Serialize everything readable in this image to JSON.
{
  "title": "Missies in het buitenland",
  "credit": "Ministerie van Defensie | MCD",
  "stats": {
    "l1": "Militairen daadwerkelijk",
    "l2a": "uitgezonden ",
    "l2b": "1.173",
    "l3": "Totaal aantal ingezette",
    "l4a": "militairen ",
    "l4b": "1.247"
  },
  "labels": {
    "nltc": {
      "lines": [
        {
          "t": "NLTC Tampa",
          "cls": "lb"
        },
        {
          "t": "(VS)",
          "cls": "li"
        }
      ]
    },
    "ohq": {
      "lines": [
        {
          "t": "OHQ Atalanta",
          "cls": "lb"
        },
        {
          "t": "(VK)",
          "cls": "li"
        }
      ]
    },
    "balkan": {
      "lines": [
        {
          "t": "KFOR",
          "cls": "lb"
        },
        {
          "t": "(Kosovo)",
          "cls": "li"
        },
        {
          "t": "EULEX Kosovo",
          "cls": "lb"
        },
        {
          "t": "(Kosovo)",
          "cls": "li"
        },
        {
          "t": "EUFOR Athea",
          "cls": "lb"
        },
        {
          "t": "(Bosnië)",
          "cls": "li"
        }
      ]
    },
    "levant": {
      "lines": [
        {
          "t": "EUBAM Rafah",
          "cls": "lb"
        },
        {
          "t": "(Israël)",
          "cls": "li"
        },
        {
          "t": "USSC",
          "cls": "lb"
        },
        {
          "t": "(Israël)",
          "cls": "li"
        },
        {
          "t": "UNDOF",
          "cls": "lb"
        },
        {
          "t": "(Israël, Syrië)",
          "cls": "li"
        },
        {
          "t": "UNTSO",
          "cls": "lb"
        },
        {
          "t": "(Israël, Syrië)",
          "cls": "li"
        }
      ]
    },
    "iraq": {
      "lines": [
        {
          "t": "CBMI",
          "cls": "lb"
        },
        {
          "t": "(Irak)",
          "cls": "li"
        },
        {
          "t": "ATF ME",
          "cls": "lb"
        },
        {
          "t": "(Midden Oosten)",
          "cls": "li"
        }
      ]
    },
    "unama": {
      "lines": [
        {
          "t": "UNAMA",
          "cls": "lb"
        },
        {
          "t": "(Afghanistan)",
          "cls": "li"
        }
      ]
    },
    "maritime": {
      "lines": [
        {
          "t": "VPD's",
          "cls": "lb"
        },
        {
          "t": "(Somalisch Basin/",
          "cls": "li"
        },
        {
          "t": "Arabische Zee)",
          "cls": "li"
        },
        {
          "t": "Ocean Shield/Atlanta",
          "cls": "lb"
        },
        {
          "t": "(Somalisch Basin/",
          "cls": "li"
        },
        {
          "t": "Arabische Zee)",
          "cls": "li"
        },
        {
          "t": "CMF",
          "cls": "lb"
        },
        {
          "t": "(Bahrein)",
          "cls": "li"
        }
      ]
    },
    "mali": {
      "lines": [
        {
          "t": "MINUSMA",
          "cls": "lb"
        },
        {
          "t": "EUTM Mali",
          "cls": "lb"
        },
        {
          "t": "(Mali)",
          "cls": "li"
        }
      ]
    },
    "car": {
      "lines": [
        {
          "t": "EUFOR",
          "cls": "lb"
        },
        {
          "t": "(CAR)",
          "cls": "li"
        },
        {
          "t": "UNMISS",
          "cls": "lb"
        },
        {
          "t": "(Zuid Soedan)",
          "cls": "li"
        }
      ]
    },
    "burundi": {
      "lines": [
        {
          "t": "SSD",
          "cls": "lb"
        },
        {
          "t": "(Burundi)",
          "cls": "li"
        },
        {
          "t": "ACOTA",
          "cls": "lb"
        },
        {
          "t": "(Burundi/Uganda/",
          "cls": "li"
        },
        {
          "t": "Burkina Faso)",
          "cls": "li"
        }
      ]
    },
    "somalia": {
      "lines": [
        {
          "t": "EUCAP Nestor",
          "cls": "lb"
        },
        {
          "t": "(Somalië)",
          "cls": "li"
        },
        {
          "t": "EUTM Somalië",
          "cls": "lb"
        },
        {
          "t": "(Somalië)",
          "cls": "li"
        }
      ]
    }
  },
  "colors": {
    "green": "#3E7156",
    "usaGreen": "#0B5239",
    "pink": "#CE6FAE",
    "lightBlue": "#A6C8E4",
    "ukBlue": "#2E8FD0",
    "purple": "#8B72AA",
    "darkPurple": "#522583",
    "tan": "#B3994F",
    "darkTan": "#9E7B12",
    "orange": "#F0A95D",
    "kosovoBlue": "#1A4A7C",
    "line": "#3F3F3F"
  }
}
________________
● THE TASK
Reproduce each line of the material above precisely.

● EXERCISE OUTPUT
Serialize everything readable in this image to JSON.
{
  "title": "Missies in het buitenland",
  "credit": "Ministerie van Defensie | MCD",
  "stats": {
    "l1": "Militairen daadwerkelijk",
    "l2a": "uitgezonden ",
    "l2b": "1.173",
    "l3": "Totaal aantal ingezette",
    "l4a": "militairen ",
    "l4b": "1.247"
  },
  "labels": {
    "nltc": {
      "lines": [
        {
          "t": "NLTC Tampa",
          "cls": "lb"
        },
        {
          "t": "(VS)",
          "cls": "li"
        }
      ]
    },
    "ohq": {
      "lines": [
        {
          "t": "OHQ Atalanta",
          "cls": "lb"
        },
        {
          "t": "(VK)",
          "cls": "li"
        }
      ]
    },
    "balkan": {
      "lines": [
        {
          "t": "KFOR",
          "cls": "lb"
        },
        {
          "t": "(Kosovo)",
          "cls": "li"
        },
        {
          "t": "EULEX Kosovo",
          "cls": "lb"
        },
        {
          "t": "(Kosovo)",
          "cls": "li"
        },
        {
          "t": "EUFOR Athea",
          "cls": "lb"
        },
        {
          "t": "(Bosnië)",
          "cls": "li"
        }
      ]
    },
    "levant": {
      "lines": [
        {
          "t": "EUBAM Rafah",
          "cls": "lb"
        },
        {
          "t": "(Israël)",
          "cls": "li"
        },
        {
          "t": "USSC",
          "cls": "lb"
        },
        {
          "t": "(Israël)",
          "cls": "li"
        },
        {
          "t": "UNDOF",
          "cls": "lb"
        },
        {
          "t": "(Israël, Syrië)",
          "cls": "li"
        },
        {
          "t": "UNTSO",
          "cls": "lb"
        },
        {
          "t": "(Israël, Syrië)",
          "cls": "li"
        }
      ]
    },
    "iraq": {
      "lines": [
        {
          "t": "CBMI",
          "cls": "lb"
        },
        {
          "t": "(Irak)",
          "cls": "li"
        },
        {
          "t": "ATF ME",
          "cls": "lb"
        },
        {
          "t": "(Midden Oosten)",
          "cls": "li"
        }
      ]
    },
    "unama": {
      "lines": [
        {
          "t": "UNAMA",
          "cls": "lb"
        },
        {
          "t": "(Afghanistan)",
          "cls": "li"
        }
      ]
    },
    "maritime": {
      "lines": [
        {
          "t": "VPD's",
          "cls": "lb"
        },
        {
          "t": "(Somalisch Basin/",
          "cls": "li"
        },
        {
          "t": "Arabische Zee)",
          "cls": "li"
        },
        {
          "t": "Ocean Shield/Atlanta",
          "cls": "lb"
        },
        {
          "t": "(Somalisch Basin/",
          "cls": "li"
        },
        {
          "t": "Arabische Zee)",
          "cls": "li"
        },
        {
          "t": "CMF",
          "cls": "lb"
        },
        {
          "t": "(Bahrein)",
          "cls": "li"
        }
      ]
    },
    "mali": {
      "lines": [
        {
          "t": "MINUSMA",
          "cls": "lb"
        },
        {
          "t": "EUTM Mali",
          "cls": "lb"
        },
        {
          "t": "(Mali)",
          "cls": "li"
        }
      ]
    },
    "car": {
      "lines": [
        {
          "t": "EUFOR",
          "cls": "lb"
        },
        {
          "t": "(CAR)",
          "cls": "li"
        },
        {
          "t": "UNMISS",
          "cls": "lb"
        },
        {
          "t": "(Zuid Soedan)",
          "cls": "li"
        }
      ]
    },
    "burundi": {
      "lines": [
        {
          "t": "SSD",
          "cls": "lb"
        },
        {
          "t": "(Burundi)",
          "cls": "li"
        },
        {
          "t": "ACOTA",
          "cls": "lb"
        },
        {
          "t": "(Burundi/Uganda/",
          "cls": "li"
        },
        {
          "t": "Burkina Faso)",
          "cls": "li"
        }
      ]
    },
    "somalia": {
      "lines": [
        {
          "t": "EUCAP Nestor",
          "cls": "lb"
        },
        {
          "t": "(Somalië)",
          "cls": "li"
        },
        {
          "t": "EUTM Somalië",
          "cls": "lb"
        },
        {
          "t": "(Somalië)",
          "cls": "li"
        }
      ]
    }
  },
  "colors": {
    "green": "#3E7156",
    "usaGreen": "#0B5239",
    "pink": "#CE6FAE",
    "lightBlue": "#A6C8E4",
    "ukBlue": "#2E8FD0",
    "purple": "#8B72AA",
    "darkPurple": "#522583",
    "tan": "#B3994F",
    "darkTan": "#9E7B12",
    "orange": "#F0A95D",
    "kosovoBlue": "#1A4A7C",
    "line": "#3F3F3F"
  }
}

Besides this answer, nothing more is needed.